--- CONSIGNE ---
D'après le texte sur la médiation turque dans la guerre en Ukraine, pourquoi Poutine ne peut-il pas accepter de négocier pour le moment ? Répondez en une à trois phrases.

--- TEXTE DE LA PAGE ---

Depuis le début du conflit, la posture du président turc, Recep Tayyip Erdoğan, a été pour le moins ambivalente, alternant entre la condamnation de l’invasion russe et l’absence de sanctions ainsi que l’augmentation de ses importations d’hydrocarbures en provenance de Russie.

Cependant, la Turquie a également su s’imposer comme médiateur. Le 22 juillet, les deux belligérants signaient un accord sous l’égide de la Turquie et des Nations unies qui a permis la reprise du commerce de produits agricoles, vitaux pour un grand nombre de pays d’Afrique et d’Asie.

Les deux dirigeants se sont rencontrés plusieurs fois depuis le début de la guerre, en juillet dernier à Téhéran à l’occasion d’un sommet dédié à la Syrie et le mois dernier à Samarcande, en Ouzbékistan, en marge d’un sommet de l’Organisation de coopération de Shanghai.

Lundi, le porte-parole du Kremlin Dmitri Peskov a déclaré que « les présidents russe et turc pourraient discuter de l’idée d’organiser des pourparlers entre la Russie et l’Occident » lors de leur rencontre à Astana3. La déclaration a été tempérée dès le lendemain par l’agence de presse russe Tass qui, en reprenant une dépêche de l’AFP, se contentait de titrer « Ankara espère que la rencontre Poutine-Erdoğan aura lieu à Astana »4.

Erdoğan cherche à porter plus loin son rôle de médiateur, conformément à la volonté du dirigeant turc de constituer une « troisième voie » entre l’OTAN et l’Occident d’un côté, et les pays proches de Moscou de l’autre.

  • Hier, le président turc est allé jusqu’à appeler à la mise en place d’un cessez-le-feu « aussi vite que possible »5.
  • Aucun des deux belligérants ne souhaite se mettre dans la position de refuser ouvertement de s’asseoir à la table des négociations, particulièrement en raison du nombre de victimes civiles.

Il semble peu probable que Vladimir Poutine accepte le rôle de médiateur proposé par son homologue turc. D’ailleurs, l’absence de confirmation officielle d’une rencontre bilatérale avec Erdoğan suggère que le retrait — ou du moins « l’oubli » — de cette proposition en soit une condition sine qua non.

Pour Poutine, accepter une quelconque forme de négociation reviendrait à reconnaître qu’il se trouve en position de faiblesse sur le terrain, ce qui est pour le moment impensable. Malgré les importantes pertes par l’armée russe depuis septembre, l’annonce de mobilisation partielle ainsi que la nomination d’un nouveau commandant des forces russes en Ukraine réputé « impitoyable » laisse penser qu’il souhaite intensifier son effort de guerre, plutôt que de négocier6.

Sources
  1. Mujib Mashal, « India and China, which have refrained from criticizing Russia, call for de-escalation », The New York Times, 10 octobre 2022.
  2. Mukhammadsharif Mamatkulov, « Putin says Xi has questions and concerns over Ukraine », Reuters, 16 septembre 2022.
  3. Elena Teslova, « Putin, Erdogan may meet in Astana this week », Anadolu Agency, 10 octobre 2022.
  4. « Ankara hopes Putin-Erdogan meeting may take place in Astana Oct 12 — AFP », Tass, 11 octobre 2022.
  5. « Turkey calls for ceasefire between Ukraine, Russia ‘as soon as possible’ », Alarabiya News, 11 octobre 2022.
  6. Max Seddon et Christopher Miller, « Vladimir Putin taps ‘General Armageddon’ to reverse Ukraine battlefield failures », The Financial Times, 11 octobre 2022.

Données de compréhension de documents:
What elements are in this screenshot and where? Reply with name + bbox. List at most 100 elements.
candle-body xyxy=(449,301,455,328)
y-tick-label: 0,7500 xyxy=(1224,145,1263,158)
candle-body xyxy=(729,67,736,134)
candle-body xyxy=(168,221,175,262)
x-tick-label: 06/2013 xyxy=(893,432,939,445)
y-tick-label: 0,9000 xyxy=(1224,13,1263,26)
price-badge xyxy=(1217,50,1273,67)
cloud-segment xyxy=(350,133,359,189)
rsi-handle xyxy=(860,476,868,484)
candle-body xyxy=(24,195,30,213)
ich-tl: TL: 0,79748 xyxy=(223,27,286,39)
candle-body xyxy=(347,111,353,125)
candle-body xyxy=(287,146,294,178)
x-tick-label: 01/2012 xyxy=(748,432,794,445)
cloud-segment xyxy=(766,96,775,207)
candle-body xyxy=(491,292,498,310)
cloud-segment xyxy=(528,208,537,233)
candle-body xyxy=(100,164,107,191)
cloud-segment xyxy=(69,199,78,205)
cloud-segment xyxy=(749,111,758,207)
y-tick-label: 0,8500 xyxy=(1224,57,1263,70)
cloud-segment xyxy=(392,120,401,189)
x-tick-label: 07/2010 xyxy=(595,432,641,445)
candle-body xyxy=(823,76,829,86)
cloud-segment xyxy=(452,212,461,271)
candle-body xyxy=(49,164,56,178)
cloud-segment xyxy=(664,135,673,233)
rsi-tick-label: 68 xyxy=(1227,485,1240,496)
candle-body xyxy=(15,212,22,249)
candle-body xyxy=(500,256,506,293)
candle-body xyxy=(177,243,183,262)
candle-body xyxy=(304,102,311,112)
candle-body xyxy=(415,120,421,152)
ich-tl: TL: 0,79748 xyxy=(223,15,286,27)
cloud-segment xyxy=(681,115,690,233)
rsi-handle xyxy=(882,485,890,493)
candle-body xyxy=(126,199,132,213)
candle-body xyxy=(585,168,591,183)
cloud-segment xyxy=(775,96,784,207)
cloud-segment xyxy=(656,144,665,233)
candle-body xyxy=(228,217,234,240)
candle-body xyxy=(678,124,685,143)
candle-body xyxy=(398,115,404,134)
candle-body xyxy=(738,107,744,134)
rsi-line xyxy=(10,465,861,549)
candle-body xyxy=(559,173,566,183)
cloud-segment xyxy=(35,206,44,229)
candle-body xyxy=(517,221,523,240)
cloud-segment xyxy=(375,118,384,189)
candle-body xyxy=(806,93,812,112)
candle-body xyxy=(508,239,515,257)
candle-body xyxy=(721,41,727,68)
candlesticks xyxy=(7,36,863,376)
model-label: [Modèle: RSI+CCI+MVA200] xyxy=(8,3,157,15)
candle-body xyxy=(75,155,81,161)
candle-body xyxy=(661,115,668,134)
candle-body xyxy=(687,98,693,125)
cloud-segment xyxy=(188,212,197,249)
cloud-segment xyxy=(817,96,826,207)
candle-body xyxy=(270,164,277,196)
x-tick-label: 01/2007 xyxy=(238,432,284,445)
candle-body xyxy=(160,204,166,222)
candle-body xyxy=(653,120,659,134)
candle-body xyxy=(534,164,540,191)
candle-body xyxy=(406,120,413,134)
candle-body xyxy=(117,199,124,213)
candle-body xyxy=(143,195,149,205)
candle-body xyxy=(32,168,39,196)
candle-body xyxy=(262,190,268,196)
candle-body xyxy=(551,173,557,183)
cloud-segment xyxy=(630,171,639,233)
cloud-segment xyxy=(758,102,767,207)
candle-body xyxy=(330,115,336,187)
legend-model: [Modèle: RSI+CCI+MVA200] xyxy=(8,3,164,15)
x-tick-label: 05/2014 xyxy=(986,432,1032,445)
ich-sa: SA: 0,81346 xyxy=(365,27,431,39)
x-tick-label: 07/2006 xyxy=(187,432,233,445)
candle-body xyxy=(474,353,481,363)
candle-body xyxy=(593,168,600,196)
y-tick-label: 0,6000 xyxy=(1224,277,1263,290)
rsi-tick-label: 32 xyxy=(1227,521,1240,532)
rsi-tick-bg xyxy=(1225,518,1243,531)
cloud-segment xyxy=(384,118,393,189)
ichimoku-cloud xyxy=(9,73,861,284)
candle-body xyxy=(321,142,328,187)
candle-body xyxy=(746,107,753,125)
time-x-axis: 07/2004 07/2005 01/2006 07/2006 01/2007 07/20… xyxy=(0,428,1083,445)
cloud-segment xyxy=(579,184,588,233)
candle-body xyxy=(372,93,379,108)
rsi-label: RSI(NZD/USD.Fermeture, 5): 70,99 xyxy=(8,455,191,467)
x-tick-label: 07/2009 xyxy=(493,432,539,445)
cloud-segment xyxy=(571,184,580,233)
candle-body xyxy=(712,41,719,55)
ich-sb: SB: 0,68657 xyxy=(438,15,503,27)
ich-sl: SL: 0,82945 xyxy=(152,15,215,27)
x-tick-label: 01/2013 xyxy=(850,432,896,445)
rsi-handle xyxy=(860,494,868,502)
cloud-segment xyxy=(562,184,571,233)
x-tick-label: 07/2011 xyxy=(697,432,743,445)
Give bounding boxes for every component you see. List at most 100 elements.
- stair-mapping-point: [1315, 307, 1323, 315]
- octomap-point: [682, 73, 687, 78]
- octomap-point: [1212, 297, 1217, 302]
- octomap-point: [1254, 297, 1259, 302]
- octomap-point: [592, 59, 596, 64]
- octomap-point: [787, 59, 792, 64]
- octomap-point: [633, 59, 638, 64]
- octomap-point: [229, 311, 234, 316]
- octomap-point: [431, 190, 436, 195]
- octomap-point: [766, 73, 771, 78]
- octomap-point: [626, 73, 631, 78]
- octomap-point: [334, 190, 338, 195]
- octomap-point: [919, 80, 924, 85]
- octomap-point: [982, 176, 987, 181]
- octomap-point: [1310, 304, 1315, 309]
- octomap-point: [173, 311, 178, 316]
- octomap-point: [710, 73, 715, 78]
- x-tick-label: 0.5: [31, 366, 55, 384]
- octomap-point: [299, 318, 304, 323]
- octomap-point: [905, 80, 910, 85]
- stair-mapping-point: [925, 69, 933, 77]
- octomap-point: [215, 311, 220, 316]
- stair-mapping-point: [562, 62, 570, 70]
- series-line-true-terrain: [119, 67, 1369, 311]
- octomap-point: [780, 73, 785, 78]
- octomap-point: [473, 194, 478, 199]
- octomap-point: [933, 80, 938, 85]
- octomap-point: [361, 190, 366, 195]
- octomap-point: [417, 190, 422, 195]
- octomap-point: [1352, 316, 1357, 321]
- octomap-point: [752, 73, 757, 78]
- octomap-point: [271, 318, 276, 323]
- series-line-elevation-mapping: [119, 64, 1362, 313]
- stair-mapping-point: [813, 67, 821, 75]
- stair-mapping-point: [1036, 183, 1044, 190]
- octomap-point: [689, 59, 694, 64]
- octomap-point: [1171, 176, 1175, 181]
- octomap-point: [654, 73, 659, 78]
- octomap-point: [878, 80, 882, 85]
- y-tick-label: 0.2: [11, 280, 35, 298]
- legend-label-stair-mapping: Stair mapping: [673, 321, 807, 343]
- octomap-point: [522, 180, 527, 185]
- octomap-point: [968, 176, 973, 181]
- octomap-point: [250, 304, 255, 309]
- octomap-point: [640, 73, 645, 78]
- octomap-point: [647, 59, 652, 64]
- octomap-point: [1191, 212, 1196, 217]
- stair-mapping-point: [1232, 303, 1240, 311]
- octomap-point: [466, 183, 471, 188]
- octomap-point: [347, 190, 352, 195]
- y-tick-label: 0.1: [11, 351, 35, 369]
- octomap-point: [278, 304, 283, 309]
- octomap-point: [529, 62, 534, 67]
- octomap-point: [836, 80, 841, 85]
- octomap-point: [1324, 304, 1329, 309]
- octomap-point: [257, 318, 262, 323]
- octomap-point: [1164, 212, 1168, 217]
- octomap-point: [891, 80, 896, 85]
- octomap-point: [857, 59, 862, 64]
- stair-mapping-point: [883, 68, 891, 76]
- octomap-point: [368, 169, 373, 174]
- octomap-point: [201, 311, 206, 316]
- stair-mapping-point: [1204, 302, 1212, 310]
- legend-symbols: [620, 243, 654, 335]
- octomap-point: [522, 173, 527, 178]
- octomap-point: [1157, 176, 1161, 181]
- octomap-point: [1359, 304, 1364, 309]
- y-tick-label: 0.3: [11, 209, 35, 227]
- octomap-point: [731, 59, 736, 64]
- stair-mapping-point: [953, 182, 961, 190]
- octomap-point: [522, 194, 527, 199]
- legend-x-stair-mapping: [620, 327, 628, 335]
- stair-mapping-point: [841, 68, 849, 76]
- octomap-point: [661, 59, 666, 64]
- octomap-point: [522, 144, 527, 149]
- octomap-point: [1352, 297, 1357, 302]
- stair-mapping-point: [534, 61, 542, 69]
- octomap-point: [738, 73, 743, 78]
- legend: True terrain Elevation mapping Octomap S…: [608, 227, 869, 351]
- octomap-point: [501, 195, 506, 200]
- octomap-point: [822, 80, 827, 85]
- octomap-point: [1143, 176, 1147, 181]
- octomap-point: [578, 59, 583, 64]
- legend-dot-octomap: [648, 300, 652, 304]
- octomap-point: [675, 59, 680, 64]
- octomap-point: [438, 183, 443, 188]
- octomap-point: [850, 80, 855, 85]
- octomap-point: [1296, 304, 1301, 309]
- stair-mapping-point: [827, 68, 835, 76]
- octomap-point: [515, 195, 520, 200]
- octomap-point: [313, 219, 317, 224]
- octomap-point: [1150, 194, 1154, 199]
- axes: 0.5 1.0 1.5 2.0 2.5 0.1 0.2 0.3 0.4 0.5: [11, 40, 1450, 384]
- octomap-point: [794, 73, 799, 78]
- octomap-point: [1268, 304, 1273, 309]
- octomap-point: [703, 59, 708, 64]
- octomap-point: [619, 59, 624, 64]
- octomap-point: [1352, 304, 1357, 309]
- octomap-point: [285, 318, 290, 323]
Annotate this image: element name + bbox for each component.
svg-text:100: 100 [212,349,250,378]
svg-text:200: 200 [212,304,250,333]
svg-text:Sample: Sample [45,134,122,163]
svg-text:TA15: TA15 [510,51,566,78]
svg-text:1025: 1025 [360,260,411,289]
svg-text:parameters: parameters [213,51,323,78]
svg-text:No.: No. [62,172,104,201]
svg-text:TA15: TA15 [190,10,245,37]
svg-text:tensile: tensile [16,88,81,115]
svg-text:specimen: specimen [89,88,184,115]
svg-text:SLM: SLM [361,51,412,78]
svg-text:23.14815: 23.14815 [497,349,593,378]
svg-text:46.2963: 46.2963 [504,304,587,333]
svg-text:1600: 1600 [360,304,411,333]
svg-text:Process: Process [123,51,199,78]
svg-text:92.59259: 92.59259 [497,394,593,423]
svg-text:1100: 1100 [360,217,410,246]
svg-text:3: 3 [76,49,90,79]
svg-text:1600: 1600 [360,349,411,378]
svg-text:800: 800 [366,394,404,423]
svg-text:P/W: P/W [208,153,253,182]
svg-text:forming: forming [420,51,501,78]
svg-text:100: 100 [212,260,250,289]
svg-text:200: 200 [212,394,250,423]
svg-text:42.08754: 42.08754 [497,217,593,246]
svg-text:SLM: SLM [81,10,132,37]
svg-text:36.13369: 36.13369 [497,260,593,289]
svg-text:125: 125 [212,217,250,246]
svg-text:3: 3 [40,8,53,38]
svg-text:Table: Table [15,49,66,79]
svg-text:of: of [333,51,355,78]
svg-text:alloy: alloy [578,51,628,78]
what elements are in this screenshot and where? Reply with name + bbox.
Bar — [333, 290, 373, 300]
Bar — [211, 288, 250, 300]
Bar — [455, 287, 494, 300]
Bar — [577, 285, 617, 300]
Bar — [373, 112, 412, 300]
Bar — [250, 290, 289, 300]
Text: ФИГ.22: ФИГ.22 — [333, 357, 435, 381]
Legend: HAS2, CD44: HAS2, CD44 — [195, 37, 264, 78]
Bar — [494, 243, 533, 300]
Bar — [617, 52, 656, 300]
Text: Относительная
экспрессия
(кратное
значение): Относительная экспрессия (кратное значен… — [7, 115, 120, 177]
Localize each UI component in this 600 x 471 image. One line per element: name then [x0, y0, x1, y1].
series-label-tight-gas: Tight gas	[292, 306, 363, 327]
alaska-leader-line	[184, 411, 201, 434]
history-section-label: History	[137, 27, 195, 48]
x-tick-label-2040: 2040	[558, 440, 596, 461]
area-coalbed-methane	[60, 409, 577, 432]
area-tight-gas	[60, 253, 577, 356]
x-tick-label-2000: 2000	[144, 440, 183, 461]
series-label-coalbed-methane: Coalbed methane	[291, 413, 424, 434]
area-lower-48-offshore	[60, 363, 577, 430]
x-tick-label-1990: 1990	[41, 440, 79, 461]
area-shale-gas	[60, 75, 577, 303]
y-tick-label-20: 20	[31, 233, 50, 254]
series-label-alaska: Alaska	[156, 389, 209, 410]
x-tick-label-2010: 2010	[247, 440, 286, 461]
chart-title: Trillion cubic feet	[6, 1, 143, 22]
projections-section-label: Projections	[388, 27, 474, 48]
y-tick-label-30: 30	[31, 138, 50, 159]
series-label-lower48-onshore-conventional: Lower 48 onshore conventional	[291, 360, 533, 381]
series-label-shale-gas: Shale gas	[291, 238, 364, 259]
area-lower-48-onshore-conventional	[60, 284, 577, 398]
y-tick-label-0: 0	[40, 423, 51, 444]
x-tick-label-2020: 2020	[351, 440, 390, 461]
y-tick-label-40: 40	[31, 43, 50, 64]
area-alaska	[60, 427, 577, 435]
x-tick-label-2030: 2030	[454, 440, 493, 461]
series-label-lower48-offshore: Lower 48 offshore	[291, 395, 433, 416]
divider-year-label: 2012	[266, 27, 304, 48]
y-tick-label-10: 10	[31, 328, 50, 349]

--- RÉPONSE ---
Pour Poutine, accepter n'importe quelle forme de négociation reviendrait à reconnaître qu'il est en position de faiblesse sur le terrain. C'est pour le moment impensable pour lui.